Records
** begin **
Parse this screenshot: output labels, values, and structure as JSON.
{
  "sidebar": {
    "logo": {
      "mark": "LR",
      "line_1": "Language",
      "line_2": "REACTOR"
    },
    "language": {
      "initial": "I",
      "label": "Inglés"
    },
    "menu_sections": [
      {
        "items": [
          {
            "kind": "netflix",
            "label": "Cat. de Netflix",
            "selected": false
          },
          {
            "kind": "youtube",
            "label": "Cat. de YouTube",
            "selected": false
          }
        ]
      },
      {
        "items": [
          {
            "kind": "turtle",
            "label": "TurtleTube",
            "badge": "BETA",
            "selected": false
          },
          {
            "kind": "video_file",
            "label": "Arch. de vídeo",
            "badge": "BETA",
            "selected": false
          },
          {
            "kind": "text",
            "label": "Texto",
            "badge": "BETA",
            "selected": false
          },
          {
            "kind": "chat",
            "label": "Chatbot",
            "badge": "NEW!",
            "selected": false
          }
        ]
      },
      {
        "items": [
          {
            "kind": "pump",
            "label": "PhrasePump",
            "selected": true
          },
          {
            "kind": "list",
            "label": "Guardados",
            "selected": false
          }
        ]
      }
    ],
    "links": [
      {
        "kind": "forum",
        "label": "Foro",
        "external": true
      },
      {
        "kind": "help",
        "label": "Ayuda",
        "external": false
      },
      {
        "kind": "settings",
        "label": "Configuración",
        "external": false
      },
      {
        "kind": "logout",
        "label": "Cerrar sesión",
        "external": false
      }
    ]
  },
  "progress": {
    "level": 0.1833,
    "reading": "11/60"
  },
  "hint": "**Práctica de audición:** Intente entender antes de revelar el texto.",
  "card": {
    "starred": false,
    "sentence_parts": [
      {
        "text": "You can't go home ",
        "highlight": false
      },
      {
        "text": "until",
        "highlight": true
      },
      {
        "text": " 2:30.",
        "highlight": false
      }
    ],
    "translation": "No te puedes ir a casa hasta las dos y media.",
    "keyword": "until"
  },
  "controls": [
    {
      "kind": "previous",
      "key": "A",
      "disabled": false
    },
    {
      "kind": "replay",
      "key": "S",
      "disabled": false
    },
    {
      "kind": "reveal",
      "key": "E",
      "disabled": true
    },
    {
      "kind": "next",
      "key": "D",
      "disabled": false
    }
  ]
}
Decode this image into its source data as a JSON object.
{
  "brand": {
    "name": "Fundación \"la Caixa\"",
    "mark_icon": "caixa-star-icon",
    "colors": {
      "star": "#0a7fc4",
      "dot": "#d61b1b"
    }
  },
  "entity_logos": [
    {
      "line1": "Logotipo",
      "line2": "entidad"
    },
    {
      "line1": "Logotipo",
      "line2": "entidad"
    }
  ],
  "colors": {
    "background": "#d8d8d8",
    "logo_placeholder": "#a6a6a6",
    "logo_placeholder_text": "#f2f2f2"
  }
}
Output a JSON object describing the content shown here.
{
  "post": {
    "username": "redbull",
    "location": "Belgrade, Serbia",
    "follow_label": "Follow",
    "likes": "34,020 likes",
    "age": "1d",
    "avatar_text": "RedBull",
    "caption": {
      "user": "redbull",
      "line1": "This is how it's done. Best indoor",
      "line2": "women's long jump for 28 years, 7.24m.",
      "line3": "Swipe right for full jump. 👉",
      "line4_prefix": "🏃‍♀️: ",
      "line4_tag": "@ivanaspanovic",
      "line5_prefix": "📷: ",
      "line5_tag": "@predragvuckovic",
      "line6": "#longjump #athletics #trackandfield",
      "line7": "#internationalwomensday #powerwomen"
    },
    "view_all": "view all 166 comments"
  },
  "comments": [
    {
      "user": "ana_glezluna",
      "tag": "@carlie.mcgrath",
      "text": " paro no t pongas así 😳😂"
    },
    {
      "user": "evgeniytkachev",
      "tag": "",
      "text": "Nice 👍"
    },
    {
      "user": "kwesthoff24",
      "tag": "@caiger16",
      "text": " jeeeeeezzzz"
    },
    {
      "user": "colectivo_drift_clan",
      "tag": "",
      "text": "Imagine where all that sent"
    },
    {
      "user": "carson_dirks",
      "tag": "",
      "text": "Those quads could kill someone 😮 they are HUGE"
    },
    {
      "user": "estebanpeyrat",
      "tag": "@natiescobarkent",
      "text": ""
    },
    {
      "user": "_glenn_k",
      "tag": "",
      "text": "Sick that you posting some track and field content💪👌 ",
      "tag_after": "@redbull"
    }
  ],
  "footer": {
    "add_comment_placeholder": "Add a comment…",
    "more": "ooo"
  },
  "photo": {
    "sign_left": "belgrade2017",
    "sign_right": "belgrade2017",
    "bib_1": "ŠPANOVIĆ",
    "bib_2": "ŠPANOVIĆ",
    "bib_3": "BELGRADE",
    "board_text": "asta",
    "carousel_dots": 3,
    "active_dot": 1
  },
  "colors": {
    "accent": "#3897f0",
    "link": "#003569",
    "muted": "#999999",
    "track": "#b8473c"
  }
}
** end **
THE PROBLEM
Copy the entries above exactly, leaving none out.

FULL RESPONSE
Parse this screenshot: output labels, values, and structure as JSON.
{
  "sidebar": {
    "logo": {
      "mark": "LR",
      "line_1": "Language",
      "line_2": "REACTOR"
    },
    "language": {
      "initial": "I",
      "label": "Inglés"
    },
    "menu_sections": [
      {
        "items": [
          {
            "kind": "netflix",
            "label": "Cat. de Netflix",
            "selected": false
          },
          {
            "kind": "youtube",
            "label": "Cat. de YouTube",
            "selected": false
          }
        ]
      },
      {
        "items": [
          {
            "kind": "turtle",
            "label": "TurtleTube",
            "badge": "BETA",
            "selected": false
          },
          {
            "kind": "video_file",
            "label": "Arch. de vídeo",
            "badge": "BETA",
            "selected": false
          },
          {
            "kind": "text",
            "label": "Texto",
            "badge": "BETA",
            "selected": false
          },
          {
            "kind": "chat",
            "label": "Chatbot",
            "badge": "NEW!",
            "selected": false
          }
        ]
      },
      {
        "items": [
          {
            "kind": "pump",
            "label": "PhrasePump",
            "selected": true
          },
          {
            "kind": "list",
            "label": "Guardados",
            "selected": false
          }
        ]
      }
    ],
    "links": [
      {
        "kind": "forum",
        "label": "Foro",
        "external": true
      },
      {
        "kind": "help",
        "label": "Ayuda",
        "external": false
      },
      {
        "kind": "settings",
        "label": "Configuración",
        "external": false
      },
      {
        "kind": "logout",
        "label": "Cerrar sesión",
        "external": false
      }
    ]
  },
  "progress": {
    "level": 0.1833,
    "reading": "11/60"
  },
  "hint": "**Práctica de audición:** Intente entender antes de revelar el texto.",
  "card": {
    "starred": false,
    "sentence_parts": [
      {
        "text": "You can't go home ",
        "highlight": false
      },
      {
        "text": "until",
        "highlight": true
      },
      {
        "text": " 2:30.",
        "highlight": false
      }
    ],
    "translation": "No te puedes ir a casa hasta las dos y media.",
    "keyword": "until"
  },
  "controls": [
    {
      "kind": "previous",
      "key": "A",
      "disabled": false
    },
    {
      "kind": "replay",
      "key": "S",
      "disabled": false
    },
    {
      "kind": "reveal",
      "key": "E",
      "disabled": true
    },
    {
      "kind": "next",
      "key": "D",
      "disabled": false
    }
  ]
}
Decode this image into its source data as a JSON object.
{
  "brand": {
    "name": "Fundación \"la Caixa\"",
    "mark_icon": "caixa-star-icon",
    "colors": {
      "star": "#0a7fc4",
      "dot": "#d61b1b"
    }
  },
  "entity_logos": [
    {
      "line1": "Logotipo",
      "line2": "entidad"
    },
    {
      "line1": "Logotipo",
      "line2": "entidad"
    }
  ],
  "colors": {
    "background": "#d8d8d8",
    "logo_placeholder": "#a6a6a6",
    "logo_placeholder_text": "#f2f2f2"
  }
}
Output a JSON object describing the content shown here.
{
  "post": {
    "username": "redbull",
    "location": "Belgrade, Serbia",
    "follow_label": "Follow",
    "likes": "34,020 likes",
    "age": "1d",
    "avatar_text": "RedBull",
    "caption": {
      "user": "redbull",
      "line1": "This is how it's done. Best indoor",
      "line2": "women's long jump for 28 years, 7.24m.",
      "line3": "Swipe right for full jump. 👉",
      "line4_prefix": "🏃‍♀️: ",
      "line4_tag": "@ivanaspanovic",
      "line5_prefix": "📷: ",
      "line5_tag": "@predragvuckovic",
      "line6": "#longjump #athletics #trackandfield",
      "line7": "#internationalwomensday #powerwomen"
    },
    "view_all": "view all 166 comments"
  },
  "comments": [
    {
      "user": "ana_glezluna",
      "tag": "@carlie.mcgrath",
      "text": " paro no t pongas así 😳😂"
    },
    {
      "user": "evgeniytkachev",
      "tag": "",
      "text": "Nice 👍"
    },
    {
      "user": "kwesthoff24",
      "tag": "@caiger16",
      "text": " jeeeeeezzzz"
    },
    {
      "user": "colectivo_drift_clan",
      "tag": "",
      "text": "Imagine where all that sent"
    },
    {
      "user": "carson_dirks",
      "tag": "",
      "text": "Those quads could kill someone 😮 they are HUGE"
    },
    {
      "user": "estebanpeyrat",
      "tag": "@natiescobarkent",
      "text": ""
    },
    {
      "user": "_glenn_k",
      "tag": "",
      "text": "Sick that you posting some track and field content💪👌 ",
      "tag_after": "@redbull"
    }
  ],
  "footer": {
    "add_comment_placeholder": "Add a comment…",
    "more": "ooo"
  },
  "photo": {
    "sign_left": "belgrade2017",
    "sign_right": "belgrade2017",
    "bib_1": "ŠPANOVIĆ",
    "bib_2": "ŠPANOVIĆ",
    "bib_3": "BELGRADE",
    "board_text": "asta",
    "carousel_dots": 3,
    "active_dot": 1
  },
  "colors": {
    "accent": "#3897f0",
    "link": "#003569",
    "muted": "#999999",
    "track": "#b8473c"
  }
}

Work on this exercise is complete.